Dataset excerpt
>> begin
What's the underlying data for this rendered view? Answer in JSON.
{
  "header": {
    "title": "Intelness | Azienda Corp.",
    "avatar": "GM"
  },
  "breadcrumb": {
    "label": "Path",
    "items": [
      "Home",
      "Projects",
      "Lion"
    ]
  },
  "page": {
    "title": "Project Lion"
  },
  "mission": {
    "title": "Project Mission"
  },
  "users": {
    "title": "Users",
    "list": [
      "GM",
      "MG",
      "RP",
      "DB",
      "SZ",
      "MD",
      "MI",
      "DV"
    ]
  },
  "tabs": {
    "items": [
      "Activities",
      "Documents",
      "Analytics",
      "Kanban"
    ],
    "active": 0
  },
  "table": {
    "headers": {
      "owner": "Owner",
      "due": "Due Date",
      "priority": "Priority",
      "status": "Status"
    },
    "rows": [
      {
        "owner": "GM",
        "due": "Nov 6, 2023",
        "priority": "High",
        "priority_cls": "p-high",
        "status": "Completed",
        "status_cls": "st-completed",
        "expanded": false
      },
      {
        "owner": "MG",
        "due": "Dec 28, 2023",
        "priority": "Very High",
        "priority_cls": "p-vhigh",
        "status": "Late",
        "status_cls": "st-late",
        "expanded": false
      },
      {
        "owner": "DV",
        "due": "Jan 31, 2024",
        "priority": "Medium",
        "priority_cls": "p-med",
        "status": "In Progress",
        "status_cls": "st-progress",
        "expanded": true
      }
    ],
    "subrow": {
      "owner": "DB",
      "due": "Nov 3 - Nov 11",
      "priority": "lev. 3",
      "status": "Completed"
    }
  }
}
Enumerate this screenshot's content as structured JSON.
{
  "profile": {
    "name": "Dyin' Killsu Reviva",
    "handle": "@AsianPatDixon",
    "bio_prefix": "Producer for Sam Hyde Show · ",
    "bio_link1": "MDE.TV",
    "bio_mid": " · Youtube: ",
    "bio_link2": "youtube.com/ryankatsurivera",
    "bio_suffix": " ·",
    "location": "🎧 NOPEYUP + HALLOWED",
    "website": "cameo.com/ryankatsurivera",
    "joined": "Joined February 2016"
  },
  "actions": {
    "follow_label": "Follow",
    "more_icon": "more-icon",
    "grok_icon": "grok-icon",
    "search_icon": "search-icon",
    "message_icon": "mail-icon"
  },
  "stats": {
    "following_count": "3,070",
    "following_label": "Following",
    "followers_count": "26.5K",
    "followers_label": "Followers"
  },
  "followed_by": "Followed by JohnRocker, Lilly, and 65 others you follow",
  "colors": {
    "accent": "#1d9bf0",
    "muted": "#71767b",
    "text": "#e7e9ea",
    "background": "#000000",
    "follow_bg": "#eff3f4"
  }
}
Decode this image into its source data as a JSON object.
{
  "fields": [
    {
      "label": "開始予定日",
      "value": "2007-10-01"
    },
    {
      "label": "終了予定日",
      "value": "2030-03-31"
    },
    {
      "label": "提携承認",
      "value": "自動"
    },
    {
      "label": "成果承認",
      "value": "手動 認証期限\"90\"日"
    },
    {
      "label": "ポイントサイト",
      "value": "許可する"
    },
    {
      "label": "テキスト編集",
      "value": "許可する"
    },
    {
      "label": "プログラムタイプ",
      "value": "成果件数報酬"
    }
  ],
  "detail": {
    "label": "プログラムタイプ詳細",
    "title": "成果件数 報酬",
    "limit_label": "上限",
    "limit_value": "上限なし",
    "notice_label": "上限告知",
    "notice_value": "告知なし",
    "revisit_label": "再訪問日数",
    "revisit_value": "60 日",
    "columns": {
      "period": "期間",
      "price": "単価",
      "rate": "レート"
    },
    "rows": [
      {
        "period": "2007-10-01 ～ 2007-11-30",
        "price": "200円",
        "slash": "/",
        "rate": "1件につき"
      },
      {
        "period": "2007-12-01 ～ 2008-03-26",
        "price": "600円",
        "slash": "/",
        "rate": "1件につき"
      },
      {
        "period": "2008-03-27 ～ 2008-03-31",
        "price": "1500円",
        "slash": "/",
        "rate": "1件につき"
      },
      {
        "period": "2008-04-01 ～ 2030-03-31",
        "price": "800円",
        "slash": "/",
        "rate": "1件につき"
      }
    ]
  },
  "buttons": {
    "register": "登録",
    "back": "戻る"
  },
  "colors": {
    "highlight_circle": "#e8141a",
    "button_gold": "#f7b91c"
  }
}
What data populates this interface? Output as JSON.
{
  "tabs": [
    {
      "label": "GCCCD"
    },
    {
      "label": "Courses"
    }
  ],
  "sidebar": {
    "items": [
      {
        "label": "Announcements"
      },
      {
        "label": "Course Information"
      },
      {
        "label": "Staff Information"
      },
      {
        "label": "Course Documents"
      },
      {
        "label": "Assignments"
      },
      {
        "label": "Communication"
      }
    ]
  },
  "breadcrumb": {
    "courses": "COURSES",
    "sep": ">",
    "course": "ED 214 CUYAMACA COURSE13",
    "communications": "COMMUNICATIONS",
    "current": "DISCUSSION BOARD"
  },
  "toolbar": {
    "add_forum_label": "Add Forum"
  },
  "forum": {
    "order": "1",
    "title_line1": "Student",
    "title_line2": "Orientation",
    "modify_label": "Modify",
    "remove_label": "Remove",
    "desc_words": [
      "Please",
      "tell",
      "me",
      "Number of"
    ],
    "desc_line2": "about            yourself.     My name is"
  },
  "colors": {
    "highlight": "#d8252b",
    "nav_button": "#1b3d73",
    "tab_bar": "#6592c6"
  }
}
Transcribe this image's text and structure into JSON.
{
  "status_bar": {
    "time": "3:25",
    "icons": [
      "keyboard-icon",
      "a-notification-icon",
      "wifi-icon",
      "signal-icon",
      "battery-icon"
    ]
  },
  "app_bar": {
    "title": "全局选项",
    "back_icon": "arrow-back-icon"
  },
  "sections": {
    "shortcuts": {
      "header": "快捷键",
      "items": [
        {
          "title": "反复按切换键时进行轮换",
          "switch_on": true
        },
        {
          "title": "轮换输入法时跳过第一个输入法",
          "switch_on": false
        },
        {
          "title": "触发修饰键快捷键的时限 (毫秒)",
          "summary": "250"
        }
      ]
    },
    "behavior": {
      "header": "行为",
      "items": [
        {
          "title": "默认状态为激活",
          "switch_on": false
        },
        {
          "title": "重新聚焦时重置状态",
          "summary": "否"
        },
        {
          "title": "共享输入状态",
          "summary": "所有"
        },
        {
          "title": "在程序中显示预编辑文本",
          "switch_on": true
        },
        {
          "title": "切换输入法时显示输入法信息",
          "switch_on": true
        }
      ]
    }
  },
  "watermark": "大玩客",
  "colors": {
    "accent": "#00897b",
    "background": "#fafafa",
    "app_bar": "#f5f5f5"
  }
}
>> end
◆ WHAT IS NEEDED ◆
Repeat the listing exactly, from its first line to its last.

◆ EXPECTED OUTPUT ◆
What's the underlying data for this rendered view? Answer in JSON.
{
  "header": {
    "title": "Intelness | Azienda Corp.",
    "avatar": "GM"
  },
  "breadcrumb": {
    "label": "Path",
    "items": [
      "Home",
      "Projects",
      "Lion"
    ]
  },
  "page": {
    "title": "Project Lion"
  },
  "mission": {
    "title": "Project Mission"
  },
  "users": {
    "title": "Users",
    "list": [
      "GM",
      "MG",
      "RP",
      "DB",
      "SZ",
      "MD",
      "MI",
      "DV"
    ]
  },
  "tabs": {
    "items": [
      "Activities",
      "Documents",
      "Analytics",
      "Kanban"
    ],
    "active": 0
  },
  "table": {
    "headers": {
      "owner": "Owner",
      "due": "Due Date",
      "priority": "Priority",
      "status": "Status"
    },
    "rows": [
      {
        "owner": "GM",
        "due": "Nov 6, 2023",
        "priority": "High",
        "priority_cls": "p-high",
        "status": "Completed",
        "status_cls": "st-completed",
        "expanded": false
      },
      {
        "owner": "MG",
        "due": "Dec 28, 2023",
        "priority": "Very High",
        "priority_cls": "p-vhigh",
        "status": "Late",
        "status_cls": "st-late",
        "expanded": false
      },
      {
        "owner": "DV",
        "due": "Jan 31, 2024",
        "priority": "Medium",
        "priority_cls": "p-med",
        "status": "In Progress",
        "status_cls": "st-progress",
        "expanded": true
      }
    ],
    "subrow": {
      "owner": "DB",
      "due": "Nov 3 - Nov 11",
      "priority": "lev. 3",
      "status": "Completed"
    }
  }
}
Enumerate this screenshot's content as structured JSON.
{
  "profile": {
    "name": "Dyin' Killsu Reviva",
    "handle": "@AsianPatDixon",
    "bio_prefix": "Producer for Sam Hyde Show · ",
    "bio_link1": "MDE.TV",
    "bio_mid": " · Youtube: ",
    "bio_link2": "youtube.com/ryankatsurivera",
    "bio_suffix": " ·",
    "location": "🎧 NOPEYUP + HALLOWED",
    "website": "cameo.com/ryankatsurivera",
    "joined": "Joined February 2016"
  },
  "actions": {
    "follow_label": "Follow",
    "more_icon": "more-icon",
    "grok_icon": "grok-icon",
    "search_icon": "search-icon",
    "message_icon": "mail-icon"
  },
  "stats": {
    "following_count": "3,070",
    "following_label": "Following",
    "followers_count": "26.5K",
    "followers_label": "Followers"
  },
  "followed_by": "Followed by JohnRocker, Lilly, and 65 others you follow",
  "colors": {
    "accent": "#1d9bf0",
    "muted": "#71767b",
    "text": "#e7e9ea",
    "background": "#000000",
    "follow_bg": "#eff3f4"
  }
}
Decode this image into its source data as a JSON object.
{
  "fields": [
    {
      "label": "開始予定日",
      "value": "2007-10-01"
    },
    {
      "label": "終了予定日",
      "value": "2030-03-31"
    },
    {
      "label": "提携承認",
      "value": "自動"
    },
    {
      "label": "成果承認",
      "value": "手動 認証期限\"90\"日"
    },
    {
      "label": "ポイントサイト",
      "value": "許可する"
    },
    {
      "label": "テキスト編集",
      "value": "許可する"
    },
    {
      "label": "プログラムタイプ",
      "value": "成果件数報酬"
    }
  ],
  "detail": {
    "label": "プログラムタイプ詳細",
    "title": "成果件数 報酬",
    "limit_label": "上限",
    "limit_value": "上限なし",
    "notice_label": "上限告知",
    "notice_value": "告知なし",
    "revisit_label": "再訪問日数",
    "revisit_value": "60 日",
    "columns": {
      "period": "期間",
      "price": "単価",
      "rate": "レート"
    },
    "rows": [
      {
        "period": "2007-10-01 ～ 2007-11-30",
        "price": "200円",
        "slash": "/",
        "rate": "1件につき"
      },
      {
        "period": "2007-12-01 ～ 2008-03-26",
        "price": "600円",
        "slash": "/",
        "rate": "1件につき"
      },
      {
        "period": "2008-03-27 ～ 2008-03-31",
        "price": "1500円",
        "slash": "/",
        "rate": "1件につき"
      },
      {
        "period": "2008-04-01 ～ 2030-03-31",
        "price": "800円",
        "slash": "/",
        "rate": "1件につき"
      }
    ]
  },
  "buttons": {
    "register": "登録",
    "back": "戻る"
  },
  "colors": {
    "highlight_circle": "#e8141a",
    "button_gold": "#f7b91c"
  }
}
What data populates this interface? Output as JSON.
{
  "tabs": [
    {
      "label": "GCCCD"
    },
    {
      "label": "Courses"
    }
  ],
  "sidebar": {
    "items": [
      {
        "label": "Announcements"
      },
      {
        "label": "Course Information"
      },
      {
        "label": "Staff Information"
      },
      {
        "label": "Course Documents"
      },
      {
        "label": "Assignments"
      },
      {
        "label": "Communication"
      }
    ]
  },
  "breadcrumb": {
    "courses": "COURSES",
    "sep": ">",
    "course": "ED 214 CUYAMACA COURSE13",
    "communications": "COMMUNICATIONS",
    "current": "DISCUSSION BOARD"
  },
  "toolbar": {
    "add_forum_label": "Add Forum"
  },
  "forum": {
    "order": "1",
    "title_line1": "Student",
    "title_line2": "Orientation",
    "modify_label": "Modify",
    "remove_label": "Remove",
    "desc_words": [
      "Please",
      "tell",
      "me",
      "Number of"
    ],
    "desc_line2": "about            yourself.     My name is"
  },
  "colors": {
    "highlight": "#d8252b",
    "nav_button": "#1b3d73",
    "tab_bar": "#6592c6"
  }
}
Transcribe this image's text and structure into JSON.
{
  "status_bar": {
    "time": "3:25",
    "icons": [
      "keyboard-icon",
      "a-notification-icon",
      "wifi-icon",
      "signal-icon",
      "battery-icon"
    ]
  },
  "app_bar": {
    "title": "全局选项",
    "back_icon": "arrow-back-icon"
  },
  "sections": {
    "shortcuts": {
      "header": "快捷键",
      "items": [
        {
          "title": "反复按切换键时进行轮换",
          "switch_on": true
        },
        {
          "title": "轮换输入法时跳过第一个输入法",
          "switch_on": false
        },
        {
          "title": "触发修饰键快捷键的时限 (毫秒)",
          "summary": "250"
        }
      ]
    },
    "behavior": {
      "header": "行为",
      "items": [
        {
          "title": "默认状态为激活",
          "switch_on": false
        },
        {
          "title": "重新聚焦时重置状态",
          "summary": "否"
        },
        {
          "title": "共享输入状态",
          "summary": "所有"
        },
        {
          "title": "在程序中显示预编辑文本",
          "switch_on": true
        },
        {
          "title": "切换输入法时显示输入法信息",
          "switch_on": true
        }
      ]
    }
  },
  "watermark": "大玩客",
  "colors": {
    "accent": "#00897b",
    "background": "#fafafa",
    "app_bar": "#f5f5f5"
  }
}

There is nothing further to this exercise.